*Problem to solve:*
Scan the records and identify every line in which the string "this" occurs, then return those lines.

*Source data:*
————————

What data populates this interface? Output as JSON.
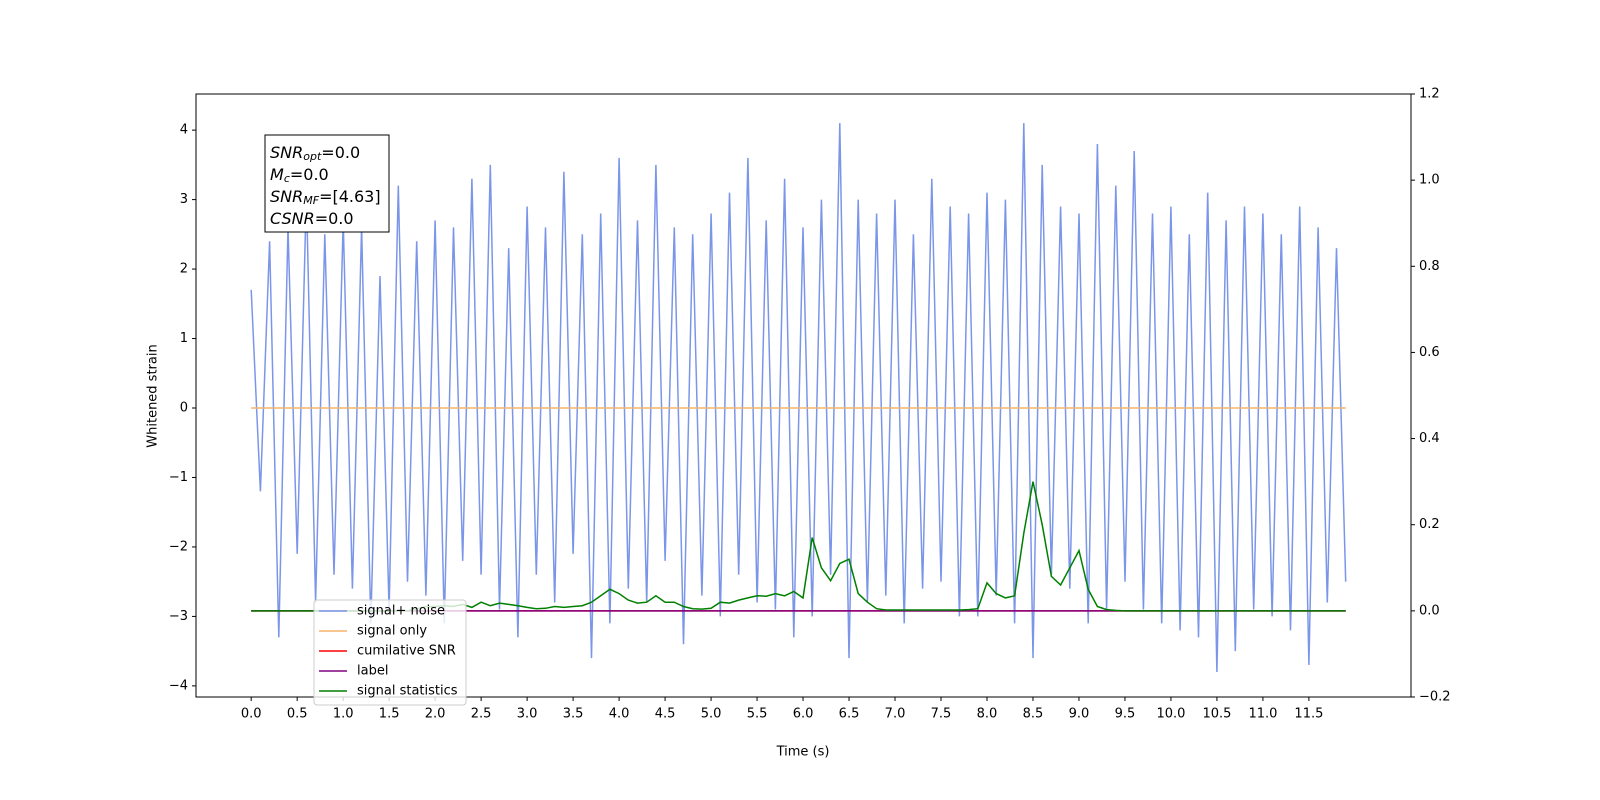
{
  "chart_data": {
    "type": "line",
    "xlabel": "Time (s)",
    "ylabel": "Whitened strain",
    "xlim": [
      -0.6,
      12.61
    ],
    "ylim": [
      -4.16,
      4.52
    ],
    "y2lim": [
      -0.2,
      1.2
    ],
    "xticks": [
      {
        "value": 0,
        "label": "0.0"
      },
      0.5,
      {
        "value": 1,
        "label": "1.0"
      },
      1.5,
      {
        "value": 2,
        "label": "2.0"
      },
      2.5,
      {
        "value": 3,
        "label": "3.0"
      },
      3.5,
      {
        "value": 4,
        "label": "4.0"
      },
      4.5,
      {
        "value": 5,
        "label": "5.0"
      },
      5.5,
      {
        "value": 6,
        "label": "6.0"
      },
      6.5,
      {
        "value": 7,
        "label": "7.0"
      },
      7.5,
      {
        "value": 8,
        "label": "8.0"
      },
      8.5,
      {
        "value": 9,
        "label": "9.0"
      },
      9.5,
      {
        "value": 10,
        "label": "10.0"
      },
      10.5,
      {
        "value": 11,
        "label": "11.0"
      },
      11.5
    ],
    "yticks": [
      {
        "value": -4,
        "label": "−4"
      },
      {
        "value": -3,
        "label": "−3"
      },
      {
        "value": -2,
        "label": "−2"
      },
      {
        "value": -1,
        "label": "−1"
      },
      0,
      1,
      2,
      3,
      4
    ],
    "y2ticks": [
      {
        "value": -0.2,
        "label": "−0.2"
      },
      {
        "value": 0,
        "label": "0.0"
      },
      0.2,
      0.4,
      0.6,
      0.8,
      {
        "value": 1,
        "label": "1.0"
      },
      1.2
    ],
    "legend": "lower left",
    "annotations": [
      {
        "base": "SNR",
        "sub": "opt",
        "text": "=0.0"
      },
      {
        "base": "M",
        "sub": "c",
        "text": "=0.0"
      },
      {
        "base": "SNR",
        "sub": "MF",
        "text": "=[4.63]"
      },
      {
        "base": "CSNR",
        "text": "=0.0"
      }
    ],
    "x": [
      0,
      0.1,
      0.2,
      0.3,
      0.4,
      0.5,
      0.6,
      0.7,
      0.8,
      0.9,
      1,
      1.1,
      1.2,
      1.3,
      1.4,
      1.5,
      1.6,
      1.7,
      1.8,
      1.9,
      2,
      2.1,
      2.2,
      2.3,
      2.4,
      2.5,
      2.6,
      2.7,
      2.8,
      2.9,
      3,
      3.1,
      3.2,
      3.3,
      3.4,
      3.5,
      3.6,
      3.7,
      3.8,
      3.9,
      4,
      4.1,
      4.2,
      4.3,
      4.4,
      4.5,
      4.6,
      4.7,
      4.8,
      4.9,
      5,
      5.1,
      5.2,
      5.3,
      5.4,
      5.5,
      5.6,
      5.7,
      5.8,
      5.9,
      6,
      6.1,
      6.2,
      6.3,
      6.4,
      6.5,
      6.6,
      6.7,
      6.8,
      6.9,
      7,
      7.1,
      7.2,
      7.3,
      7.4,
      7.5,
      7.6,
      7.7,
      7.8,
      7.9,
      8,
      8.1,
      8.2,
      8.3,
      8.4,
      8.5,
      8.6,
      8.7,
      8.8,
      8.9,
      9,
      9.1,
      9.2,
      9.3,
      9.4,
      9.5,
      9.6,
      9.7,
      9.8,
      9.9,
      10,
      10.1,
      10.2,
      10.3,
      10.4,
      10.5,
      10.6,
      10.7,
      10.8,
      10.9,
      11,
      11.1,
      11.2,
      11.3,
      11.4,
      11.5,
      11.6,
      11.7,
      11.8,
      11.9
    ],
    "series": [
      {
        "name": "signal+ noise",
        "color": "#7b96e8",
        "values": [
          1.7,
          -1.2,
          2.4,
          -3.3,
          2.6,
          -2.1,
          3.1,
          -2.8,
          2.5,
          -2.4,
          2.7,
          -2.6,
          2.6,
          -3.1,
          1.9,
          -2.9,
          3.2,
          -2.5,
          2.4,
          -2.7,
          2.7,
          -3.1,
          2.6,
          -2.2,
          3.3,
          -2.4,
          3.5,
          -2.9,
          2.3,
          -3.3,
          2.9,
          -2.4,
          2.6,
          -2.8,
          3.4,
          -2.1,
          2.5,
          -3.6,
          2.8,
          -3.1,
          3.6,
          -2.6,
          2.7,
          -2.8,
          3.5,
          -2.2,
          2.6,
          -3.4,
          2.5,
          -2.7,
          2.8,
          -3.0,
          3.1,
          -2.4,
          3.6,
          -2.8,
          2.7,
          -2.9,
          3.3,
          -3.3,
          2.6,
          -3.0,
          3.0,
          -2.4,
          4.1,
          -3.6,
          3.0,
          -2.8,
          2.8,
          -2.7,
          3.0,
          -3.1,
          2.5,
          -2.6,
          3.3,
          -2.5,
          2.9,
          -3.0,
          2.8,
          -3.0,
          3.1,
          -2.7,
          3.0,
          -3.1,
          4.1,
          -3.6,
          3.5,
          -2.4,
          2.9,
          -2.6,
          2.8,
          -3.1,
          3.8,
          -2.9,
          3.2,
          -2.5,
          3.7,
          -2.9,
          2.8,
          -3.1,
          2.9,
          -3.2,
          2.5,
          -3.3,
          3.1,
          -3.8,
          2.7,
          -3.5,
          2.9,
          -2.9,
          2.8,
          -3.0,
          2.5,
          -3.2,
          2.9,
          -3.7,
          2.6,
          -2.8,
          2.3,
          -2.5
        ]
      },
      {
        "name": "signal only",
        "color": "#f5b36b",
        "values": [
          0,
          0,
          0,
          0,
          0,
          0,
          0,
          0,
          0,
          0,
          0,
          0,
          0,
          0,
          0,
          0,
          0,
          0,
          0,
          0,
          0,
          0,
          0,
          0,
          0,
          0,
          0,
          0,
          0,
          0,
          0,
          0,
          0,
          0,
          0,
          0,
          0,
          0,
          0,
          0,
          0,
          0,
          0,
          0,
          0,
          0,
          0,
          0,
          0,
          0,
          0,
          0,
          0,
          0,
          0,
          0,
          0,
          0,
          0,
          0,
          0,
          0,
          0,
          0,
          0,
          0,
          0,
          0,
          0,
          0,
          0,
          0,
          0,
          0,
          0,
          0,
          0,
          0,
          0,
          0,
          0,
          0,
          0,
          0,
          0,
          0,
          0,
          0,
          0,
          0,
          0,
          0,
          0,
          0,
          0,
          0,
          0,
          0,
          0,
          0,
          0,
          0,
          0,
          0,
          0,
          0,
          0,
          0,
          0,
          0,
          0,
          0,
          0,
          0,
          0,
          0,
          0,
          0,
          0,
          0
        ]
      },
      {
        "name": "cumilative SNR",
        "color": "#ff0000",
        "axis": "y2",
        "values": [
          0,
          0,
          0,
          0,
          0,
          0,
          0,
          0,
          0,
          0,
          0,
          0,
          0,
          0,
          0,
          0,
          0,
          0,
          0,
          0,
          0,
          0,
          0,
          0,
          0,
          0,
          0,
          0,
          0,
          0,
          0,
          0,
          0,
          0,
          0,
          0,
          0,
          0,
          0,
          0,
          0,
          0,
          0,
          0,
          0,
          0,
          0,
          0,
          0,
          0,
          0,
          0,
          0,
          0,
          0,
          0,
          0,
          0,
          0,
          0,
          0,
          0,
          0,
          0,
          0,
          0,
          0,
          0,
          0,
          0,
          0,
          0,
          0,
          0,
          0,
          0,
          0,
          0,
          0,
          0,
          0,
          0,
          0,
          0,
          0,
          0,
          0,
          0,
          0,
          0,
          0,
          0,
          0,
          0,
          0,
          0,
          0,
          0,
          0,
          0,
          0,
          0,
          0,
          0,
          0,
          0,
          0,
          0,
          0,
          0,
          0,
          0,
          0,
          0,
          0,
          0,
          0,
          0,
          0,
          0
        ]
      },
      {
        "name": "label",
        "color": "#800080",
        "axis": "y2",
        "values": [
          0,
          0,
          0,
          0,
          0,
          0,
          0,
          0,
          0,
          0,
          0,
          0,
          0,
          0,
          0,
          0,
          0,
          0,
          0,
          0,
          0,
          0,
          0,
          0,
          0,
          0,
          0,
          0,
          0,
          0,
          0,
          0,
          0,
          0,
          0,
          0,
          0,
          0,
          0,
          0,
          0,
          0,
          0,
          0,
          0,
          0,
          0,
          0,
          0,
          0,
          0,
          0,
          0,
          0,
          0,
          0,
          0,
          0,
          0,
          0,
          0,
          0,
          0,
          0,
          0,
          0,
          0,
          0,
          0,
          0,
          0,
          0,
          0,
          0,
          0,
          0,
          0,
          0,
          0,
          0,
          0,
          0,
          0,
          0,
          0,
          0,
          0,
          0,
          0,
          0,
          0,
          0,
          0,
          0,
          0,
          0,
          0,
          0,
          0,
          0,
          0,
          0,
          0,
          0,
          0,
          0,
          0,
          0,
          0,
          0,
          0,
          0,
          0,
          0,
          0,
          0,
          0,
          0,
          0,
          0
        ]
      },
      {
        "name": "signal statistics",
        "color": "#008000",
        "axis": "y2",
        "values": [
          0,
          0,
          0,
          0,
          0,
          0,
          0,
          0,
          0,
          0,
          0,
          0,
          0,
          0,
          0,
          0,
          0,
          0,
          0.005,
          0.01,
          0.01,
          0.012,
          0.01,
          0.015,
          0.008,
          0.02,
          0.012,
          0.018,
          0.015,
          0.012,
          0.008,
          0.005,
          0.006,
          0.01,
          0.008,
          0.01,
          0.012,
          0.02,
          0.035,
          0.05,
          0.04,
          0.025,
          0.018,
          0.02,
          0.035,
          0.02,
          0.02,
          0.01,
          0.005,
          0.004,
          0.006,
          0.02,
          0.018,
          0.025,
          0.03,
          0.035,
          0.034,
          0.04,
          0.035,
          0.045,
          0.03,
          0.17,
          0.1,
          0.07,
          0.11,
          0.12,
          0.04,
          0.02,
          0.005,
          0.002,
          0.002,
          0.002,
          0.002,
          0.002,
          0.002,
          0.002,
          0.002,
          0.002,
          0.003,
          0.005,
          0.065,
          0.04,
          0.03,
          0.035,
          0.18,
          0.3,
          0.2,
          0.08,
          0.06,
          0.1,
          0.14,
          0.05,
          0.01,
          0.003,
          0.001,
          0,
          0,
          0,
          0,
          0,
          0,
          0,
          0,
          0,
          0,
          0,
          0,
          0,
          0,
          0,
          0,
          0,
          0,
          0,
          0,
          0,
          0,
          0,
          0,
          0
        ]
      }
    ]
  }
}
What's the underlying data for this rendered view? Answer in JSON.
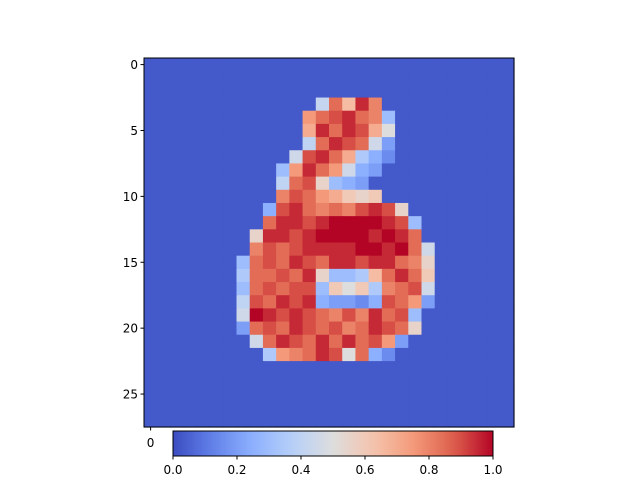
{
  "chart_data": {
    "type": "heatmap",
    "title": "",
    "xlabel": "",
    "ylabel": "",
    "colormap": "coolwarm",
    "rows": 28,
    "cols": 28,
    "xlim": [
      -0.5,
      27.5
    ],
    "ylim": [
      27.5,
      -0.5
    ],
    "y_ticks": [
      0,
      5,
      10,
      15,
      20,
      25
    ],
    "y_tick_labels": [
      "0",
      "5",
      "10",
      "15",
      "20",
      "25"
    ],
    "x_ticks_visible": [
      0
    ],
    "x_tick_labels_visible": [
      "0"
    ],
    "background_value": 0.03,
    "cells": [
      [
        3,
        13,
        0.42
      ],
      [
        3,
        14,
        0.85
      ],
      [
        3,
        15,
        0.65
      ],
      [
        3,
        16,
        0.95
      ],
      [
        3,
        17,
        0.8
      ],
      [
        4,
        12,
        0.75
      ],
      [
        4,
        13,
        0.85
      ],
      [
        4,
        14,
        0.9
      ],
      [
        4,
        15,
        0.95
      ],
      [
        4,
        16,
        0.85
      ],
      [
        4,
        17,
        0.8
      ],
      [
        4,
        18,
        0.3
      ],
      [
        5,
        12,
        0.7
      ],
      [
        5,
        13,
        0.95
      ],
      [
        5,
        14,
        0.85
      ],
      [
        5,
        15,
        0.95
      ],
      [
        5,
        16,
        0.9
      ],
      [
        5,
        17,
        0.7
      ],
      [
        5,
        18,
        0.5
      ],
      [
        6,
        12,
        0.4
      ],
      [
        6,
        13,
        0.85
      ],
      [
        6,
        14,
        0.95
      ],
      [
        6,
        15,
        0.9
      ],
      [
        6,
        16,
        0.85
      ],
      [
        6,
        17,
        0.45
      ],
      [
        6,
        18,
        0.2
      ],
      [
        7,
        11,
        0.45
      ],
      [
        7,
        12,
        0.9
      ],
      [
        7,
        13,
        0.95
      ],
      [
        7,
        14,
        0.85
      ],
      [
        7,
        15,
        0.7
      ],
      [
        7,
        16,
        0.35
      ],
      [
        7,
        17,
        0.25
      ],
      [
        7,
        18,
        0.15
      ],
      [
        8,
        10,
        0.3
      ],
      [
        8,
        11,
        0.75
      ],
      [
        8,
        12,
        0.95
      ],
      [
        8,
        13,
        0.85
      ],
      [
        8,
        14,
        0.75
      ],
      [
        8,
        15,
        0.45
      ],
      [
        8,
        16,
        0.25
      ],
      [
        8,
        17,
        0.2
      ],
      [
        9,
        10,
        0.4
      ],
      [
        9,
        11,
        0.85
      ],
      [
        9,
        12,
        0.9
      ],
      [
        9,
        13,
        0.55
      ],
      [
        9,
        14,
        0.3
      ],
      [
        9,
        15,
        0.25
      ],
      [
        9,
        16,
        0.2
      ],
      [
        10,
        10,
        0.8
      ],
      [
        10,
        11,
        0.9
      ],
      [
        10,
        12,
        0.85
      ],
      [
        10,
        13,
        0.75
      ],
      [
        10,
        14,
        0.7
      ],
      [
        10,
        15,
        0.6
      ],
      [
        10,
        16,
        0.55
      ],
      [
        10,
        17,
        0.6
      ],
      [
        11,
        9,
        0.25
      ],
      [
        11,
        10,
        0.9
      ],
      [
        11,
        11,
        0.95
      ],
      [
        11,
        12,
        0.85
      ],
      [
        11,
        13,
        0.8
      ],
      [
        11,
        14,
        0.85
      ],
      [
        11,
        15,
        0.8
      ],
      [
        11,
        16,
        0.9
      ],
      [
        11,
        17,
        0.95
      ],
      [
        11,
        18,
        0.9
      ],
      [
        11,
        19,
        0.55
      ],
      [
        12,
        9,
        0.85
      ],
      [
        12,
        10,
        0.95
      ],
      [
        12,
        11,
        0.95
      ],
      [
        12,
        12,
        0.9
      ],
      [
        12,
        13,
        0.95
      ],
      [
        12,
        14,
        1.0
      ],
      [
        12,
        15,
        1.0
      ],
      [
        12,
        16,
        1.0
      ],
      [
        12,
        17,
        1.0
      ],
      [
        12,
        18,
        0.95
      ],
      [
        12,
        19,
        0.9
      ],
      [
        12,
        20,
        0.3
      ],
      [
        13,
        8,
        0.55
      ],
      [
        13,
        9,
        0.95
      ],
      [
        13,
        10,
        0.95
      ],
      [
        13,
        11,
        0.9
      ],
      [
        13,
        12,
        0.95
      ],
      [
        13,
        13,
        1.0
      ],
      [
        13,
        14,
        1.0
      ],
      [
        13,
        15,
        1.0
      ],
      [
        13,
        16,
        1.0
      ],
      [
        13,
        17,
        0.95
      ],
      [
        13,
        18,
        1.0
      ],
      [
        13,
        19,
        0.95
      ],
      [
        13,
        20,
        0.85
      ],
      [
        14,
        8,
        0.8
      ],
      [
        14,
        9,
        0.9
      ],
      [
        14,
        10,
        0.85
      ],
      [
        14,
        11,
        0.9
      ],
      [
        14,
        12,
        0.95
      ],
      [
        14,
        13,
        0.95
      ],
      [
        14,
        14,
        0.95
      ],
      [
        14,
        15,
        0.95
      ],
      [
        14,
        16,
        1.0
      ],
      [
        14,
        17,
        1.0
      ],
      [
        14,
        18,
        0.95
      ],
      [
        14,
        19,
        1.0
      ],
      [
        14,
        20,
        0.85
      ],
      [
        14,
        21,
        0.45
      ],
      [
        15,
        7,
        0.3
      ],
      [
        15,
        8,
        0.85
      ],
      [
        15,
        9,
        0.9
      ],
      [
        15,
        10,
        0.85
      ],
      [
        15,
        11,
        0.95
      ],
      [
        15,
        12,
        0.9
      ],
      [
        15,
        13,
        0.85
      ],
      [
        15,
        14,
        0.95
      ],
      [
        15,
        15,
        0.95
      ],
      [
        15,
        16,
        0.9
      ],
      [
        15,
        17,
        0.95
      ],
      [
        15,
        18,
        0.95
      ],
      [
        15,
        19,
        0.85
      ],
      [
        15,
        20,
        0.8
      ],
      [
        15,
        21,
        0.55
      ],
      [
        16,
        7,
        0.35
      ],
      [
        16,
        8,
        0.85
      ],
      [
        16,
        9,
        0.85
      ],
      [
        16,
        10,
        0.9
      ],
      [
        16,
        11,
        0.85
      ],
      [
        16,
        12,
        0.95
      ],
      [
        16,
        13,
        0.55
      ],
      [
        16,
        14,
        0.3
      ],
      [
        16,
        15,
        0.3
      ],
      [
        16,
        16,
        0.35
      ],
      [
        16,
        17,
        0.65
      ],
      [
        16,
        18,
        0.85
      ],
      [
        16,
        19,
        0.95
      ],
      [
        16,
        20,
        0.85
      ],
      [
        16,
        21,
        0.6
      ],
      [
        17,
        7,
        0.3
      ],
      [
        17,
        8,
        0.85
      ],
      [
        17,
        9,
        0.9
      ],
      [
        17,
        10,
        0.85
      ],
      [
        17,
        11,
        0.9
      ],
      [
        17,
        12,
        0.9
      ],
      [
        17,
        13,
        0.3
      ],
      [
        17,
        14,
        0.6
      ],
      [
        17,
        15,
        0.5
      ],
      [
        17,
        16,
        0.6
      ],
      [
        17,
        17,
        0.35
      ],
      [
        17,
        18,
        0.8
      ],
      [
        17,
        19,
        0.85
      ],
      [
        17,
        20,
        0.9
      ],
      [
        17,
        21,
        0.45
      ],
      [
        18,
        7,
        0.4
      ],
      [
        18,
        8,
        0.9
      ],
      [
        18,
        9,
        0.85
      ],
      [
        18,
        10,
        0.95
      ],
      [
        18,
        11,
        0.9
      ],
      [
        18,
        12,
        0.95
      ],
      [
        18,
        13,
        0.25
      ],
      [
        18,
        14,
        0.2
      ],
      [
        18,
        15,
        0.2
      ],
      [
        18,
        16,
        0.15
      ],
      [
        18,
        17,
        0.25
      ],
      [
        18,
        18,
        0.9
      ],
      [
        18,
        19,
        0.85
      ],
      [
        18,
        20,
        0.75
      ],
      [
        18,
        21,
        0.2
      ],
      [
        19,
        7,
        0.45
      ],
      [
        19,
        8,
        1.0
      ],
      [
        19,
        9,
        0.95
      ],
      [
        19,
        10,
        0.9
      ],
      [
        19,
        11,
        0.95
      ],
      [
        19,
        12,
        0.9
      ],
      [
        19,
        13,
        0.85
      ],
      [
        19,
        14,
        0.8
      ],
      [
        19,
        15,
        0.9
      ],
      [
        19,
        16,
        0.8
      ],
      [
        19,
        17,
        0.95
      ],
      [
        19,
        18,
        0.85
      ],
      [
        19,
        19,
        0.9
      ],
      [
        19,
        20,
        0.3
      ],
      [
        20,
        7,
        0.2
      ],
      [
        20,
        8,
        0.85
      ],
      [
        20,
        9,
        0.9
      ],
      [
        20,
        10,
        0.85
      ],
      [
        20,
        11,
        0.95
      ],
      [
        20,
        12,
        0.9
      ],
      [
        20,
        13,
        0.85
      ],
      [
        20,
        14,
        0.9
      ],
      [
        20,
        15,
        0.8
      ],
      [
        20,
        16,
        0.85
      ],
      [
        20,
        17,
        0.95
      ],
      [
        20,
        18,
        0.9
      ],
      [
        20,
        19,
        0.85
      ],
      [
        20,
        20,
        0.55
      ],
      [
        21,
        8,
        0.45
      ],
      [
        21,
        9,
        0.85
      ],
      [
        21,
        10,
        0.95
      ],
      [
        21,
        11,
        0.9
      ],
      [
        21,
        12,
        0.85
      ],
      [
        21,
        13,
        0.95
      ],
      [
        21,
        14,
        0.85
      ],
      [
        21,
        15,
        0.95
      ],
      [
        21,
        16,
        0.85
      ],
      [
        21,
        17,
        0.9
      ],
      [
        21,
        18,
        0.75
      ],
      [
        21,
        19,
        0.2
      ],
      [
        22,
        9,
        0.35
      ],
      [
        22,
        10,
        0.75
      ],
      [
        22,
        11,
        0.8
      ],
      [
        22,
        12,
        0.85
      ],
      [
        22,
        13,
        0.95
      ],
      [
        22,
        14,
        0.9
      ],
      [
        22,
        15,
        0.5
      ],
      [
        22,
        16,
        0.85
      ],
      [
        22,
        17,
        0.25
      ],
      [
        22,
        18,
        0.15
      ]
    ],
    "colorbar": {
      "range": [
        0.0,
        1.0
      ],
      "ticks": [
        0.0,
        0.2,
        0.4,
        0.6,
        0.8,
        1.0
      ],
      "tick_labels": [
        "0.0",
        "0.2",
        "0.4",
        "0.6",
        "0.8",
        "1.0"
      ],
      "orientation": "horizontal",
      "placement": "bottom"
    }
  }
}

————————

*Reply to the exercise:*
What data populates this interface? Output as JSON.
What's the underlying data for this rendered view? Answer in JSON.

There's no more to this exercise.